▶ [SHORT TASK 1] Return the records exactly as lines, from the start of the records through the line containing "Annotate this image: element", both ends included, and leave the pictures out of your answer.

▶ [TEXT SHOWN]
If given the chance, will you do a drama series of 10 episodes or do a movie Why?
I started my career path in film industry and certainly I still want to make films. However, films come and end fast, and cannot be developed once it ends. Moreover, making feature films is quite challenging as Thai film industry is quite monopolized by big studios. Thus, if I have to choose for my survival, I would choose making series. LOL
How are independent film companies in Thailand compete with the big studios?
What can make us compete with the big studios is we make what we think the audiences and the market want to see, and of course, there are business issues involved. We just need to find out what content we should sell, which client we should work with. Though, our channels are less than the big studios, we still try our best to find a way to draw the audiences’ attention to our channel.
What are your views about the Thai film industry?
As I’ve mentioned that Thai film industry is quite monopolized by big studios. Not only the cinema system, but also the big studios that have a large market share and cause the small studios to almost have no space to express themselves.
However, there are still a group of people in Thai film industry trying to push short films and smaller films to happen. That’s why I think Thai films are great but not powerful enough to become film industry as small studios cannot compete with large studios fairly. I can only say that we have film studios in Thailand but we still cannot really call ourselves “Film industry”.
The PsychoMilk team thanks Dir. Nam for this interview opportunity and looks forward for the upcoming series, My Ride, I Love You.

▶ [THE RECORDS]

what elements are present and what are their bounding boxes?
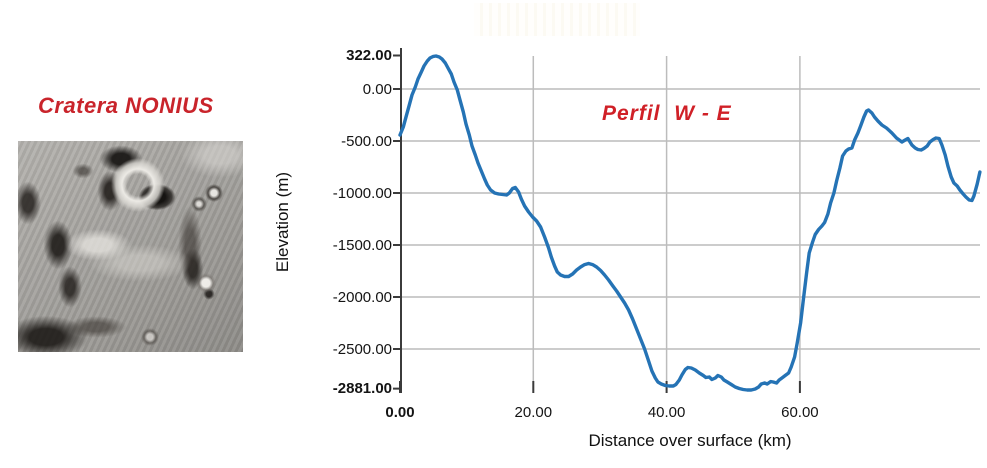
- crater-photo: [18, 141, 243, 352]
- x-tick-label: 40.00: [647, 404, 686, 421]
- y-tick-label: -500.00: [341, 132, 392, 150]
- y-tick-label: -2500.00: [332, 340, 392, 358]
- y-tick-label: -1000.00: [332, 184, 392, 202]
- profile-plot-svg: [393, 48, 982, 393]
- x-tick-label: 60.00: [781, 404, 819, 421]
- x-axis-label: Distance over surface (km): [588, 431, 792, 450]
- elevation-profile-line: [398, 54, 982, 392]
- y-tick-label: -2000.00: [332, 288, 392, 306]
- y-tick-label: -1500.00: [332, 236, 392, 254]
- chart-title: Perfil W - E: [602, 102, 732, 125]
- x-tick-label: 0.00: [385, 404, 415, 421]
- faint-watermark: [474, 3, 640, 36]
- y-axis-label: Elevation (m): [273, 171, 292, 273]
- y-tick-label: 0.00: [362, 80, 392, 98]
- y-tick-label: -2881.00: [332, 380, 392, 398]
- elevation-profile-chart: Perfil W - E: [393, 40, 982, 408]
- x-tick-label: 20.00: [514, 404, 553, 421]
- y-tick-label: 322.00: [346, 47, 392, 64]
- crater-title: Cratera NONIUS: [38, 93, 214, 118]
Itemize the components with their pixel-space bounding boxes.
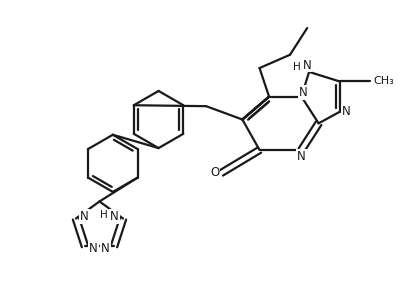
- Text: N: N: [299, 85, 308, 99]
- Text: N: N: [342, 105, 351, 119]
- Text: N: N: [80, 210, 89, 223]
- Text: H: H: [100, 210, 108, 220]
- Text: N: N: [89, 242, 98, 255]
- Text: N: N: [101, 242, 110, 255]
- Text: H: H: [293, 62, 301, 72]
- Text: N: N: [297, 150, 306, 164]
- Text: CH₃: CH₃: [374, 76, 395, 86]
- Text: N: N: [110, 210, 119, 223]
- Text: N: N: [303, 58, 312, 71]
- Text: O: O: [210, 167, 219, 179]
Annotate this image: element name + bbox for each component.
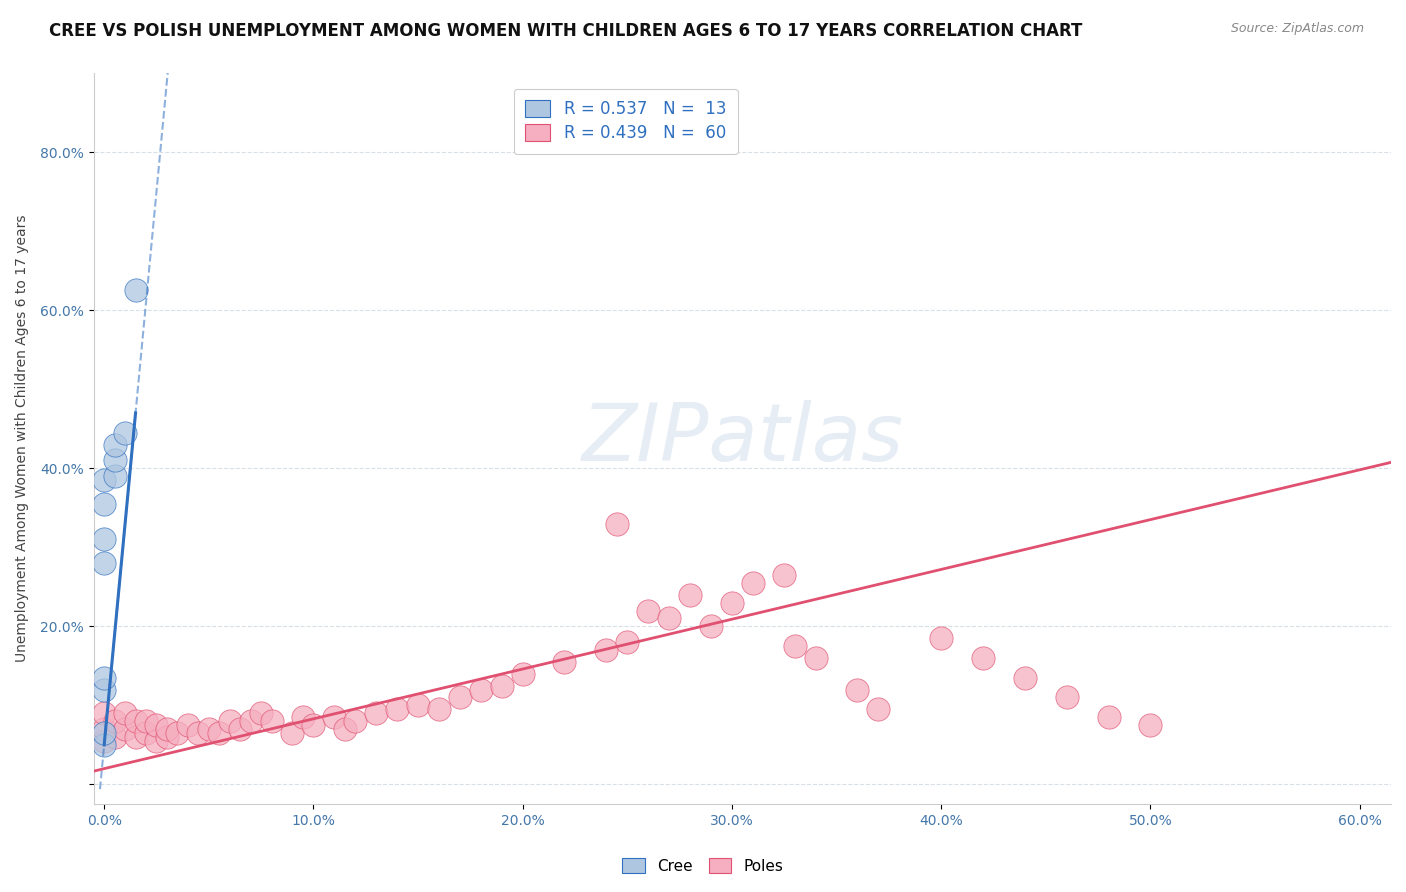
Point — [868, 702, 890, 716]
Point — [156, 722, 179, 736]
Point — [114, 722, 136, 736]
Point — [229, 722, 252, 736]
Point — [470, 682, 492, 697]
Point — [104, 714, 127, 729]
Point — [333, 722, 356, 736]
Point — [972, 651, 994, 665]
Point — [406, 698, 429, 713]
Point — [385, 702, 408, 716]
Point — [93, 722, 115, 736]
Point — [1014, 671, 1036, 685]
Legend: R = 0.537   N =  13, R = 0.439   N =  60: R = 0.537 N = 13, R = 0.439 N = 60 — [513, 88, 738, 154]
Point — [1056, 690, 1078, 705]
Point — [156, 730, 179, 744]
Point — [114, 706, 136, 721]
Point — [124, 714, 146, 729]
Point — [606, 516, 628, 531]
Text: CREE VS POLISH UNEMPLOYMENT AMONG WOMEN WITH CHILDREN AGES 6 TO 17 YEARS CORRELA: CREE VS POLISH UNEMPLOYMENT AMONG WOMEN … — [49, 22, 1083, 40]
Point — [93, 473, 115, 487]
Point — [679, 588, 702, 602]
Point — [291, 710, 314, 724]
Point — [846, 682, 869, 697]
Point — [700, 619, 723, 633]
Point — [239, 714, 262, 729]
Point — [773, 568, 796, 582]
Point — [93, 734, 115, 748]
Point — [104, 437, 127, 451]
Point — [491, 679, 513, 693]
Y-axis label: Unemployment Among Women with Children Ages 6 to 17 years: Unemployment Among Women with Children A… — [15, 215, 30, 663]
Point — [616, 635, 638, 649]
Point — [260, 714, 283, 729]
Point — [449, 690, 471, 705]
Text: Source: ZipAtlas.com: Source: ZipAtlas.com — [1230, 22, 1364, 36]
Point — [512, 666, 534, 681]
Point — [93, 497, 115, 511]
Point — [104, 453, 127, 467]
Point — [637, 603, 659, 617]
Text: ZIPatlas: ZIPatlas — [581, 400, 904, 477]
Point — [93, 706, 115, 721]
Point — [929, 631, 952, 645]
Point — [187, 726, 209, 740]
Point — [135, 714, 157, 729]
Point — [783, 639, 806, 653]
Point — [145, 718, 167, 732]
Point — [366, 706, 388, 721]
Point — [93, 738, 115, 752]
Point — [93, 682, 115, 697]
Point — [553, 655, 575, 669]
Point — [135, 726, 157, 740]
Point — [177, 718, 200, 732]
Point — [689, 121, 711, 136]
Point — [721, 596, 744, 610]
Point — [344, 714, 367, 729]
Point — [93, 533, 115, 547]
Point — [658, 611, 681, 625]
Legend: Cree, Poles: Cree, Poles — [616, 852, 790, 880]
Point — [166, 726, 188, 740]
Point — [145, 734, 167, 748]
Point — [104, 730, 127, 744]
Point — [218, 714, 240, 729]
Point — [124, 284, 146, 298]
Point — [741, 575, 763, 590]
Point — [281, 726, 304, 740]
Point — [124, 730, 146, 744]
Point — [93, 671, 115, 685]
Point — [427, 702, 450, 716]
Point — [114, 425, 136, 440]
Point — [1097, 710, 1119, 724]
Point — [323, 710, 346, 724]
Point — [595, 643, 617, 657]
Point — [250, 706, 273, 721]
Point — [104, 469, 127, 483]
Point — [302, 718, 325, 732]
Point — [1139, 718, 1161, 732]
Point — [208, 726, 231, 740]
Point — [804, 651, 827, 665]
Point — [93, 556, 115, 570]
Point — [93, 726, 115, 740]
Point — [197, 722, 219, 736]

▶ [SHORT TASK 2] In the interview on the Thai film industry, what reasons does the interviewee give for choosing to make series rather than films?

▶ [FULL ANSWER 1]
what elements are present and what are their bounding boxes?
- crater-photo: [18, 141, 243, 352]
- x-tick-label: 40.00: [647, 404, 686, 421]
- y-tick-label: -500.00: [341, 132, 392, 150]
- y-tick-label: -2500.00: [332, 340, 392, 358]
- y-tick-label: -1000.00: [332, 184, 392, 202]
- profile-plot-svg: [393, 48, 982, 393]
- x-tick-label: 60.00: [781, 404, 819, 421]
- x-axis-label: Distance over surface (km): [588, 431, 792, 450]
- elevation-profile-line: [398, 54, 982, 392]
- y-tick-label: -2000.00: [332, 288, 392, 306]
- y-tick-label: -1500.00: [332, 236, 392, 254]
- chart-title: Perfil W - E: [602, 102, 732, 125]
- x-tick-label: 0.00: [385, 404, 415, 421]
- faint-watermark: [474, 3, 640, 36]
- y-axis-label: Elevation (m): [273, 171, 292, 273]
- y-tick-label: 0.00: [362, 80, 392, 98]
- y-tick-label: -2881.00: [332, 380, 392, 398]
- elevation-profile-chart: Perfil W - E: [393, 40, 982, 408]
- x-tick-label: 20.00: [514, 404, 553, 421]
- y-tick-label: 322.00: [346, 47, 392, 64]
- crater-title: Cratera NONIUS: [38, 93, 214, 118]
Itemize the components with their pixel-space bounding boxes.
- Text: N: N: [299, 85, 308, 99]
- Text: N: N: [342, 105, 351, 119]
- Text: N: N: [80, 210, 89, 223]
- Text: H: H: [100, 210, 108, 220]
- Text: N: N: [89, 242, 98, 255]
- Text: N: N: [101, 242, 110, 255]
- Text: H: H: [293, 62, 301, 72]
- Text: N: N: [297, 150, 306, 164]
- Text: CH₃: CH₃: [374, 76, 395, 86]
- Text: N: N: [110, 210, 119, 223]
- Text: N: N: [303, 58, 312, 71]
- Text: O: O: [210, 167, 219, 179]
Annotate this image: element name + bbox for each component.

▶ [FULL ANSWER 2]
- Films come and end fast.
- Films cannot be developed once they end.
- Making feature films is quite challenging because big studios largely monopolize the Thai film industry.